Work required
Lines holding the string "JSON" are the ones to copy; find them all in the data.

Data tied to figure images
┄┄┄┄┄┄┄┄┄┄
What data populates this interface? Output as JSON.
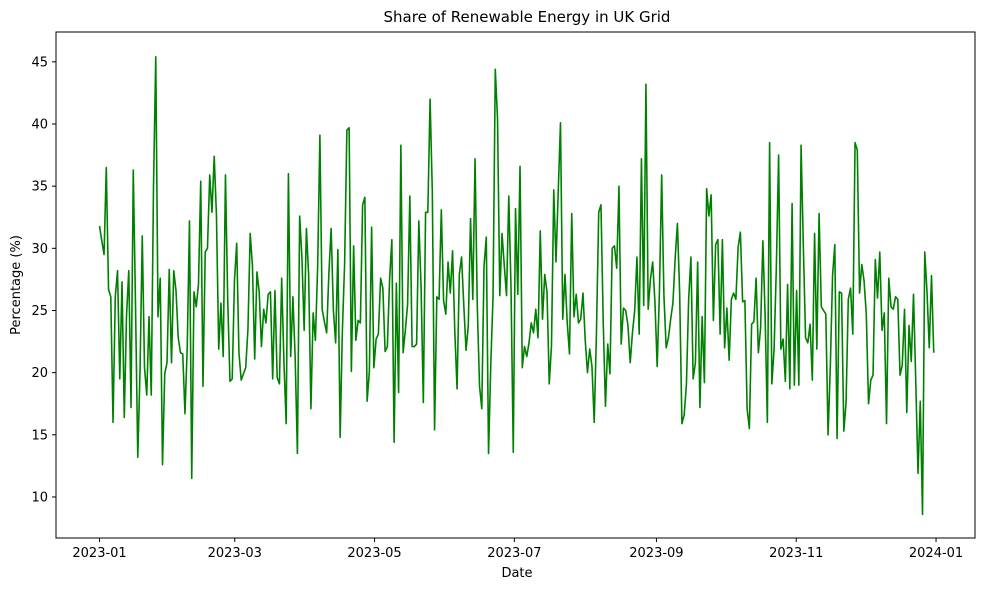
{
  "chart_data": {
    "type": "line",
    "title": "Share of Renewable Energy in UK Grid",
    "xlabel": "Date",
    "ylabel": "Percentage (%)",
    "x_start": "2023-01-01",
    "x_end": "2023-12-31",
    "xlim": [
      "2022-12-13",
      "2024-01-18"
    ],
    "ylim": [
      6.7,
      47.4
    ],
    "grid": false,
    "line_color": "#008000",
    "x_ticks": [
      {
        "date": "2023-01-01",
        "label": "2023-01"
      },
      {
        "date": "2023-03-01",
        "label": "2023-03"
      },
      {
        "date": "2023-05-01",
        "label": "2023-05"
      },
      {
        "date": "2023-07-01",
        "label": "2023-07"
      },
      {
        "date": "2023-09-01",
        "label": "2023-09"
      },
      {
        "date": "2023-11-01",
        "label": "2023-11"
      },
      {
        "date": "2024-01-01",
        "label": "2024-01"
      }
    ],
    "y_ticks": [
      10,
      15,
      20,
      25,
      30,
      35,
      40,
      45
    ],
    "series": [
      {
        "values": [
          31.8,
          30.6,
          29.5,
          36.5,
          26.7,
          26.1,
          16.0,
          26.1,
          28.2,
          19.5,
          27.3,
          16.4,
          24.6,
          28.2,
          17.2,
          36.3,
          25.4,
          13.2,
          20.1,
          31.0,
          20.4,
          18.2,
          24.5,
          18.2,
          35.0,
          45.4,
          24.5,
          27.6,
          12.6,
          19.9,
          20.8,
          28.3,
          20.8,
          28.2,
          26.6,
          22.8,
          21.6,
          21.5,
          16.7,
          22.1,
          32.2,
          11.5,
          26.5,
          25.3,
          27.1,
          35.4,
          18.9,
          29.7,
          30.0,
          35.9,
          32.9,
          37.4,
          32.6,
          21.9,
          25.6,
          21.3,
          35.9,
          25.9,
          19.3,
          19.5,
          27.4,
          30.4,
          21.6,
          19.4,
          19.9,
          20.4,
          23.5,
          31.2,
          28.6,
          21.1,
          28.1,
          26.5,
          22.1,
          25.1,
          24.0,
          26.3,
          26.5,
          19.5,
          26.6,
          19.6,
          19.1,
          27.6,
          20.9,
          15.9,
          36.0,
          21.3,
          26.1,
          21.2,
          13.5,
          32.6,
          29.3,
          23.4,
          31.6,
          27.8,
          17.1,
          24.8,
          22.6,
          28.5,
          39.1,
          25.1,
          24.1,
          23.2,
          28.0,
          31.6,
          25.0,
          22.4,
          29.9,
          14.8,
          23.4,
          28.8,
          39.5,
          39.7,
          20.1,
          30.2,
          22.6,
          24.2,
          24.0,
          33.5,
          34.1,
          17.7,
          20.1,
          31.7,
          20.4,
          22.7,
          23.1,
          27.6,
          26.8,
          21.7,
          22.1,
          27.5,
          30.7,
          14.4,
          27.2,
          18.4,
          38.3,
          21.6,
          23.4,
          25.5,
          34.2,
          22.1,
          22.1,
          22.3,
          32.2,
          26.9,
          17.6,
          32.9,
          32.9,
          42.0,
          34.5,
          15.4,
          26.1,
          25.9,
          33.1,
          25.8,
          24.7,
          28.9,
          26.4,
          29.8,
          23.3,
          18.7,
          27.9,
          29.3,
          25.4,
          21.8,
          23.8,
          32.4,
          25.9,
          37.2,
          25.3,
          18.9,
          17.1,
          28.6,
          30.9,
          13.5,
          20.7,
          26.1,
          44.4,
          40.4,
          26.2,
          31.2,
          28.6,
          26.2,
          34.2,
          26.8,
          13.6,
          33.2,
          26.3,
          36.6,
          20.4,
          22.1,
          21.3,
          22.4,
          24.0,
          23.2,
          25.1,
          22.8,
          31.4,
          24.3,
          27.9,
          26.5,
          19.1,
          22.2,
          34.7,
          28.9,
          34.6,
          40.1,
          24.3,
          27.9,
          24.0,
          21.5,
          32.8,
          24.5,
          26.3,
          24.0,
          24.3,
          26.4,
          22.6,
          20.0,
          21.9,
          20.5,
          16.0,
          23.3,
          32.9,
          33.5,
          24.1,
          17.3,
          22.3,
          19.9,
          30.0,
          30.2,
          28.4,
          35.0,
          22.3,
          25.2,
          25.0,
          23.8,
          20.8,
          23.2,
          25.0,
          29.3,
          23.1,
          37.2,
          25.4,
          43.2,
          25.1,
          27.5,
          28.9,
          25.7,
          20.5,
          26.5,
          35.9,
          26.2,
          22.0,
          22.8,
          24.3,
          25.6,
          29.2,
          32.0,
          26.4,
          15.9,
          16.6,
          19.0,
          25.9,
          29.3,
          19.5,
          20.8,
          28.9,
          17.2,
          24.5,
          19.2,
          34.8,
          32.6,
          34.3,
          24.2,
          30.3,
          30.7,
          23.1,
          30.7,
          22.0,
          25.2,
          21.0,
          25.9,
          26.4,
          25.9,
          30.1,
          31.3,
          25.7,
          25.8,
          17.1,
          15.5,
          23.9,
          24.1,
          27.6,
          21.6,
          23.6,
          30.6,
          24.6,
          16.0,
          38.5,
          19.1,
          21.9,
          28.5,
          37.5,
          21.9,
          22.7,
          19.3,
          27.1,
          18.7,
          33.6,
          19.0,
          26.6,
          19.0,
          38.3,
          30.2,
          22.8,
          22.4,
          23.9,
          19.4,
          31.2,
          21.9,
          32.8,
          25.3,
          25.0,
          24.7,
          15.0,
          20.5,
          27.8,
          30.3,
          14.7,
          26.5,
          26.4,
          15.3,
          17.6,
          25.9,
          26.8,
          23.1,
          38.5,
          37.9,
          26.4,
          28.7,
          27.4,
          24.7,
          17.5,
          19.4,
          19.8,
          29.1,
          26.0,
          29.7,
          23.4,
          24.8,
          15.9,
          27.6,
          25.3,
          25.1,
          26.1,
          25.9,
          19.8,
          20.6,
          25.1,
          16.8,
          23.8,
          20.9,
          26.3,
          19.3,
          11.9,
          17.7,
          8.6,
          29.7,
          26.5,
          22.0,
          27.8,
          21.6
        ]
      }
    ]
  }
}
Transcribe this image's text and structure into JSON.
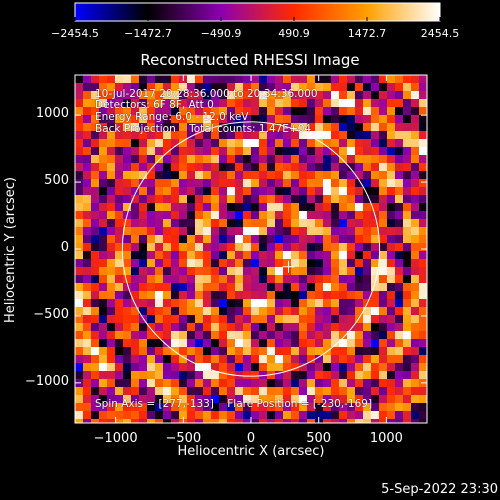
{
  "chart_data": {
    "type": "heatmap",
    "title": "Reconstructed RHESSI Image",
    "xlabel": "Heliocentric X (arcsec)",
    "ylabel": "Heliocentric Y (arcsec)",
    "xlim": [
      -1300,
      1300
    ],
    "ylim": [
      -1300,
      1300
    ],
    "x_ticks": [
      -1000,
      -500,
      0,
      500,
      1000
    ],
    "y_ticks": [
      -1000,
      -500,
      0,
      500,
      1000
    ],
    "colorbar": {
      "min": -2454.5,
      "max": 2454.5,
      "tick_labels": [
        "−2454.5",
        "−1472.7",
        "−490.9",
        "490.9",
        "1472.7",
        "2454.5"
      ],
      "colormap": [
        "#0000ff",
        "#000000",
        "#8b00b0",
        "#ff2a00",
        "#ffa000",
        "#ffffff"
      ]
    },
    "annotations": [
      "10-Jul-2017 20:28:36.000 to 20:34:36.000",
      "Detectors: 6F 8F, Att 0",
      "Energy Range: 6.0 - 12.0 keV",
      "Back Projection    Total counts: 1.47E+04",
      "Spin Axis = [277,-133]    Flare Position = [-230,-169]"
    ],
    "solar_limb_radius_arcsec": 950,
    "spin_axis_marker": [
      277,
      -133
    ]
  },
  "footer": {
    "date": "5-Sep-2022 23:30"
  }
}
┄┄┄┄┄┄┄┄┄┄
Task answer
What data populates this interface? Output as JSON.
Transcribe this image's text and structure into JSON.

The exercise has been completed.